Exercise objective
Every line that holds the string "JSON" is to be identified and copied.

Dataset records
------------------------------------------------------------------------

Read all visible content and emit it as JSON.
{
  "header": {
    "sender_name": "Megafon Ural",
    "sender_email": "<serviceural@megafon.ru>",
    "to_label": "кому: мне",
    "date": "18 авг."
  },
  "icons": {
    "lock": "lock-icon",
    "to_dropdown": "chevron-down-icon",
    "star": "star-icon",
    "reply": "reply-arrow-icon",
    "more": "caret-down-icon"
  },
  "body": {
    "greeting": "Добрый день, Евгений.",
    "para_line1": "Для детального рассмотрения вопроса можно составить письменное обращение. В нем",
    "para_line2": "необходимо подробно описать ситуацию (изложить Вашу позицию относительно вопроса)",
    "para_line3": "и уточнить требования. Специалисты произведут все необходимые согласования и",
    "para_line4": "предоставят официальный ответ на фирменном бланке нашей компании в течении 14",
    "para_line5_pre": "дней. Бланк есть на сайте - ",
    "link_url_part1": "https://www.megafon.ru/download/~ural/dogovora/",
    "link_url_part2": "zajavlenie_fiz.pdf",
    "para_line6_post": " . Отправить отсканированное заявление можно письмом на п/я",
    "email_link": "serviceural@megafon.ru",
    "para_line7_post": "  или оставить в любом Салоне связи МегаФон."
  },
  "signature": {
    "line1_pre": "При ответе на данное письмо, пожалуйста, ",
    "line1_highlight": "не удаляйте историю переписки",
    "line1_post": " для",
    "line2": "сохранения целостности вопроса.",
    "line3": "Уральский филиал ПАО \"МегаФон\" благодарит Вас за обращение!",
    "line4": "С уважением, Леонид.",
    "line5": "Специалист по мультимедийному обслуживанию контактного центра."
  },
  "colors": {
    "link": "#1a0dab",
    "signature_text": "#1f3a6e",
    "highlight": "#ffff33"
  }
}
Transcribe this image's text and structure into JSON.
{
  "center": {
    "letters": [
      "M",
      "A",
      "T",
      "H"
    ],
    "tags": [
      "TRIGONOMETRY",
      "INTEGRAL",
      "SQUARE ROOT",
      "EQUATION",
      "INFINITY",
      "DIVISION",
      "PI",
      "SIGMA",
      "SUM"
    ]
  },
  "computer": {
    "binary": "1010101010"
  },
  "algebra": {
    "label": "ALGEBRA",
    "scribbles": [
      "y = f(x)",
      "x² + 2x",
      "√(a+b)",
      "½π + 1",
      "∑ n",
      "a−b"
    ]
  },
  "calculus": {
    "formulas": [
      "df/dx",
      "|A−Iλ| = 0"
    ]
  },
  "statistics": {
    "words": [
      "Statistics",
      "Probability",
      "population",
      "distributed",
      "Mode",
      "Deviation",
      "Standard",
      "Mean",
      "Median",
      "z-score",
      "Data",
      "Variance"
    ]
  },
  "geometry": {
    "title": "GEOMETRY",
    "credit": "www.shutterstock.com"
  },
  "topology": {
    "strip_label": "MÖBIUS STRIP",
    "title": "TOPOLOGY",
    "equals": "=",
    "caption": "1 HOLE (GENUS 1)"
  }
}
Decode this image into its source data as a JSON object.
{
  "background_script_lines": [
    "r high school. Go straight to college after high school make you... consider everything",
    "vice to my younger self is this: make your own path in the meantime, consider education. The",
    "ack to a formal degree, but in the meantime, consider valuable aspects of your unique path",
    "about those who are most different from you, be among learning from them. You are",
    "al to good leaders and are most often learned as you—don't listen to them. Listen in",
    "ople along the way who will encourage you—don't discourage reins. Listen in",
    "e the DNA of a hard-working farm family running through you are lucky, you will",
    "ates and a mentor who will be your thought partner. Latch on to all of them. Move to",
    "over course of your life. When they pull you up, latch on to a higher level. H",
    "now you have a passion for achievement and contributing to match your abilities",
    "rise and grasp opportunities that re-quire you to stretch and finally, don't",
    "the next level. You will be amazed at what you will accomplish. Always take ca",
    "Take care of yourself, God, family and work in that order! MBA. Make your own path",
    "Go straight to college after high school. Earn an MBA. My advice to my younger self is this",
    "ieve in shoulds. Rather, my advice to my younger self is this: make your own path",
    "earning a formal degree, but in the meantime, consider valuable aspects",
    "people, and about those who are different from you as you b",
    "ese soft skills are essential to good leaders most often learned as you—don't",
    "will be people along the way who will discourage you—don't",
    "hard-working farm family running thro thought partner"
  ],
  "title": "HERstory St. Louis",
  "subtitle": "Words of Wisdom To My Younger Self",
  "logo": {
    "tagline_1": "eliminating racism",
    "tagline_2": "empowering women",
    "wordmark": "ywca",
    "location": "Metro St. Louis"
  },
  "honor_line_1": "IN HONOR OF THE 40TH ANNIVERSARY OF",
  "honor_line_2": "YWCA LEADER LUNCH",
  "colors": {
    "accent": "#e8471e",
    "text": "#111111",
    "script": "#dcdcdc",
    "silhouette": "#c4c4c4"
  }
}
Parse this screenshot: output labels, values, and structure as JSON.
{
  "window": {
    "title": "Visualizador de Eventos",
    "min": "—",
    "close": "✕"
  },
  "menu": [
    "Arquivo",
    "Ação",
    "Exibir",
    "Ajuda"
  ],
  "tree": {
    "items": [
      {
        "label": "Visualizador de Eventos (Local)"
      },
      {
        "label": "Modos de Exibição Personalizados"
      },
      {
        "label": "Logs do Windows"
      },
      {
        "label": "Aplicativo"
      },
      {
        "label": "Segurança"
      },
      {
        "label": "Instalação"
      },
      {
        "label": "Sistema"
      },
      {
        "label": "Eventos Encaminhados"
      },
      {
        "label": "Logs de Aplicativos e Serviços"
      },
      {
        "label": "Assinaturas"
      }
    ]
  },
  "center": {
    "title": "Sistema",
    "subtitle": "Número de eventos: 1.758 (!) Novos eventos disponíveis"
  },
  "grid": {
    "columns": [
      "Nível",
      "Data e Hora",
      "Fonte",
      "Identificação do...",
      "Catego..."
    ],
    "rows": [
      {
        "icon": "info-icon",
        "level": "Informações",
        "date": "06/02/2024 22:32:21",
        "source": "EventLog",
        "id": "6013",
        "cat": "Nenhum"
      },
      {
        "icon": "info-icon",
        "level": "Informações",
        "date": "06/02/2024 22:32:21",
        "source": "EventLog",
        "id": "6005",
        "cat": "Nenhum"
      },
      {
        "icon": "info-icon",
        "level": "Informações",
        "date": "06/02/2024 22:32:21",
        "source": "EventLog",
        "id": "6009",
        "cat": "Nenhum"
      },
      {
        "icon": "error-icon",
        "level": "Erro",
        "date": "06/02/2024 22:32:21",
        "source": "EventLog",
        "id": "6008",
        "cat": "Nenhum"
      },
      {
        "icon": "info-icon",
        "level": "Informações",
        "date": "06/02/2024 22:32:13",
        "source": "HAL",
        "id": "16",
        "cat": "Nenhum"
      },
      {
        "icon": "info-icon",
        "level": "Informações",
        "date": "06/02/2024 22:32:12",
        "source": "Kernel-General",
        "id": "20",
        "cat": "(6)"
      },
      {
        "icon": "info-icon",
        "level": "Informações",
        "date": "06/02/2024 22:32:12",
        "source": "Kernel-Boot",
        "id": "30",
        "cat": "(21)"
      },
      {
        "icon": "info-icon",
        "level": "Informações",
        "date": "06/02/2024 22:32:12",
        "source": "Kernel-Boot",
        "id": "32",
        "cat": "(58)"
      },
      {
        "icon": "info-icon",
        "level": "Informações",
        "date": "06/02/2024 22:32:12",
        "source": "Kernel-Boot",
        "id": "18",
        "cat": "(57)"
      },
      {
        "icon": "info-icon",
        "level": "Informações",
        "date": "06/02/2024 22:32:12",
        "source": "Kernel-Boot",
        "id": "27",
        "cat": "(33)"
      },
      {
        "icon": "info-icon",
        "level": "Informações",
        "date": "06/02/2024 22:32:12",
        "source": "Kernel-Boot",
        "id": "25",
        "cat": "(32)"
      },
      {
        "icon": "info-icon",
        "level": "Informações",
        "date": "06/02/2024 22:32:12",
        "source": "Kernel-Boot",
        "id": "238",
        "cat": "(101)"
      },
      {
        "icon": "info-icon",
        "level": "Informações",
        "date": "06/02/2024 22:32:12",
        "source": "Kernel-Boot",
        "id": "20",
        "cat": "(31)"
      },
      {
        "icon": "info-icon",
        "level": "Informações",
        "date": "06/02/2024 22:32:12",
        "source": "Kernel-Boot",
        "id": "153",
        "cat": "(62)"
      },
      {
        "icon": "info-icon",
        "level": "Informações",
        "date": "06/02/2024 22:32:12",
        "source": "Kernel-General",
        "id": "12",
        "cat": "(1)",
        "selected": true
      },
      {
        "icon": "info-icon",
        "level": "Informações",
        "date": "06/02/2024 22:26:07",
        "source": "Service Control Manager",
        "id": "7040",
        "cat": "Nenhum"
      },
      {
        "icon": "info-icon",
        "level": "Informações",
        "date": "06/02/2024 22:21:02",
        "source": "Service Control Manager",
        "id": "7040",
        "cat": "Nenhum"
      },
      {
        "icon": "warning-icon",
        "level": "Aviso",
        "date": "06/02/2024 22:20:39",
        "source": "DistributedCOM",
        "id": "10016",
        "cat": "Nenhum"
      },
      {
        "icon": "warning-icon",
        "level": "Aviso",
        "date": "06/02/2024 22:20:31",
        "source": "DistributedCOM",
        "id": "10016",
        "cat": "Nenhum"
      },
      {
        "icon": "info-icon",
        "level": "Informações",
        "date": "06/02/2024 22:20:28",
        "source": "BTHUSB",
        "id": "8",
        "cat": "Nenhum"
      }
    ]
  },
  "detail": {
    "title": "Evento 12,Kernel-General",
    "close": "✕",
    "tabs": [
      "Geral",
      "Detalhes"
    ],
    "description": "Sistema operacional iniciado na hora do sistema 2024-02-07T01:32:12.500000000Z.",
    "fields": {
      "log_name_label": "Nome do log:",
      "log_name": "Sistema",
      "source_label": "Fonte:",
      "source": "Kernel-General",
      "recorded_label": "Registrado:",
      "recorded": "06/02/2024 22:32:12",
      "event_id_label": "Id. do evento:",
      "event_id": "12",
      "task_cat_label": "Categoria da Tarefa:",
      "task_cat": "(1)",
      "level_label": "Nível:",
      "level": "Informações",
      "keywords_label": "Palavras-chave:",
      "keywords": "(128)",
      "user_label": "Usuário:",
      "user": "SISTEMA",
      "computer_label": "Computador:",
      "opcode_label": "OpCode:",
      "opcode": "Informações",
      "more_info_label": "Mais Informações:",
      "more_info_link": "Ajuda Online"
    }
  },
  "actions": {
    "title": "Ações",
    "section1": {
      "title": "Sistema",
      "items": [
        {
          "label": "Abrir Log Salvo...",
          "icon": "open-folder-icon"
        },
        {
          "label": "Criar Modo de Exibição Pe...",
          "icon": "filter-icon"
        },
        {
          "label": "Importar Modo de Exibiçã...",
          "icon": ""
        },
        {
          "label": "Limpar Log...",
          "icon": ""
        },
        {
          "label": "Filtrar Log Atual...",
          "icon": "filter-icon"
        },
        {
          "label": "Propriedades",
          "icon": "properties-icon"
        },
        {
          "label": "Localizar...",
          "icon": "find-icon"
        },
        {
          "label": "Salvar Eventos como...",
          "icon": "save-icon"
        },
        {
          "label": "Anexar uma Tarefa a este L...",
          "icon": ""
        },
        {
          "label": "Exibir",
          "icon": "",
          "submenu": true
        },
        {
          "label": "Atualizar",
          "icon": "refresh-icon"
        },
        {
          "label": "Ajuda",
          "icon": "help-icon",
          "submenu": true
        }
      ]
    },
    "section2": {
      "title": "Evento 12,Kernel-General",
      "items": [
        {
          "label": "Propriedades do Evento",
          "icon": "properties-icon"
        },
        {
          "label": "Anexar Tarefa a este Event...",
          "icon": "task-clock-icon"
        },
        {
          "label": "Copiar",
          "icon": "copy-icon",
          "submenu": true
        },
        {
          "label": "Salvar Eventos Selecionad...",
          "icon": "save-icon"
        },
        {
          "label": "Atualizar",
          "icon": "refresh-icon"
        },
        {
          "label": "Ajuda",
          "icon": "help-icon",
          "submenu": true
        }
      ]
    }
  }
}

------------------------------------------------------------------------

Output for this task
Read all visible content and emit it as JSON.
Transcribe this image's text and structure into JSON.
Decode this image into its source data as a JSON object.
Parse this screenshot: output labels, values, and structure as JSON.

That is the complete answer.